-- BEGIN STORED DATA --
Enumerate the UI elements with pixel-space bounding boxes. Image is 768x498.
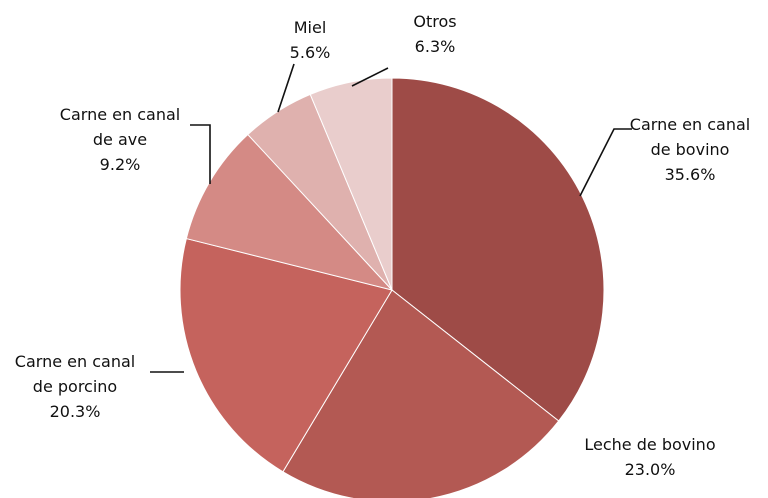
category-name: Carne en canal de porcino — [14, 352, 136, 396]
slice-label: Leche de bovino 23.0% — [575, 432, 725, 482]
leader-line — [351, 67, 389, 87]
value-label: 20.3% — [49, 402, 101, 421]
leader-line — [190, 124, 211, 184]
slice-label: Otros 6.3% — [395, 9, 475, 59]
slice-label: Carne en canal de ave 9.2% — [55, 102, 185, 177]
value-label: 9.2% — [99, 155, 141, 174]
leader-line — [579, 128, 632, 197]
value-label: 35.6% — [664, 165, 716, 184]
value-label: 6.3% — [414, 37, 456, 56]
pie-slice — [309, 77, 393, 291]
value-label: 23.0% — [624, 460, 676, 479]
slice-label: Carne en canal de porcino 20.3% — [10, 349, 140, 424]
category-name: Leche de bovino — [584, 435, 716, 454]
pie-slice — [391, 77, 605, 422]
slice-label: Carne en canal de bovino 35.6% — [625, 112, 755, 187]
value-label: 5.6% — [289, 43, 331, 62]
leader-line — [277, 63, 295, 113]
category-name: Otros — [413, 12, 457, 31]
category-name: Carne en canal de ave — [59, 105, 181, 149]
pie-slice — [179, 237, 393, 473]
pie-slice — [282, 289, 560, 498]
slice-label: Miel 5.6% — [270, 15, 350, 65]
category-name: Miel — [293, 18, 327, 37]
category-name: Carne en canal de bovino — [629, 115, 751, 159]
-- END STORED DATA --
(WRITTEN INSTRUCTION)
Copy all of the rows above again word for word, leaving out the pictures.

(RESULT OF THIS TASK)
Enumerate the UI elements with pixel-space bounding boxes. Image is 768x498.
category-name: Carne en canal de porcino — [14, 352, 136, 396]
slice-label: Leche de bovino 23.0% — [575, 432, 725, 482]
leader-line — [351, 67, 389, 87]
value-label: 20.3% — [49, 402, 101, 421]
leader-line — [190, 124, 211, 184]
slice-label: Otros 6.3% — [395, 9, 475, 59]
slice-label: Carne en canal de ave 9.2% — [55, 102, 185, 177]
value-label: 9.2% — [99, 155, 141, 174]
leader-line — [579, 128, 632, 197]
value-label: 35.6% — [664, 165, 716, 184]
value-label: 6.3% — [414, 37, 456, 56]
pie-slice — [309, 77, 393, 291]
value-label: 23.0% — [624, 460, 676, 479]
slice-label: Carne en canal de porcino 20.3% — [10, 349, 140, 424]
category-name: Leche de bovino — [584, 435, 716, 454]
pie-slice — [391, 77, 605, 422]
slice-label: Carne en canal de bovino 35.6% — [625, 112, 755, 187]
value-label: 5.6% — [289, 43, 331, 62]
leader-line — [277, 63, 295, 113]
category-name: Otros — [413, 12, 457, 31]
category-name: Carne en canal de ave — [59, 105, 181, 149]
pie-slice — [179, 237, 393, 473]
pie-slice — [282, 289, 560, 498]
slice-label: Miel 5.6% — [270, 15, 350, 65]
category-name: Miel — [293, 18, 327, 37]
category-name: Carne en canal de bovino — [629, 115, 751, 159]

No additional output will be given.